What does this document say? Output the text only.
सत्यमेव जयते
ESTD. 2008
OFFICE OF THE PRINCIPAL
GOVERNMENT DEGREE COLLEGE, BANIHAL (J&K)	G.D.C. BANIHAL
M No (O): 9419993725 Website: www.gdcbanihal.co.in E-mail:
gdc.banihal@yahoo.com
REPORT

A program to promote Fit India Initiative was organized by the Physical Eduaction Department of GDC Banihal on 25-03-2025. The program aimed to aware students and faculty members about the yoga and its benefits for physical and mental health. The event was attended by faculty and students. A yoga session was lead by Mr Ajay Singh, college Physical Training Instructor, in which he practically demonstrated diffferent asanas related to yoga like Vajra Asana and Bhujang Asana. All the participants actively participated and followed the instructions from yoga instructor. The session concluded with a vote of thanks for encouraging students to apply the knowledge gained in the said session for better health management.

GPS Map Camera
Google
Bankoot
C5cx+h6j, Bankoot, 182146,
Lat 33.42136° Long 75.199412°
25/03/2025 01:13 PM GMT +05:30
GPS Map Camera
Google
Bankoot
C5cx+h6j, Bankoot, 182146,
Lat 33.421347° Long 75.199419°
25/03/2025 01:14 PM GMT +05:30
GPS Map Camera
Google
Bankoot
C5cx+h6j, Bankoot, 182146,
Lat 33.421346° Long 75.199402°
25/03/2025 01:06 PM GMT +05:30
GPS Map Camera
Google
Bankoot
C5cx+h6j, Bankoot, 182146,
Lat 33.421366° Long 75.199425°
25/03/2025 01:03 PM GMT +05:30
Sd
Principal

□ □ □ □ □ □ □

> Directions for this task
Which lines above contain "Long"? Show each of them.

> Task result
Lat 33.42136° Long 75.199412°
Lat 33.421347° Long 75.199419°
Lat 33.421346° Long 75.199402°
Lat 33.421366° Long 75.199425°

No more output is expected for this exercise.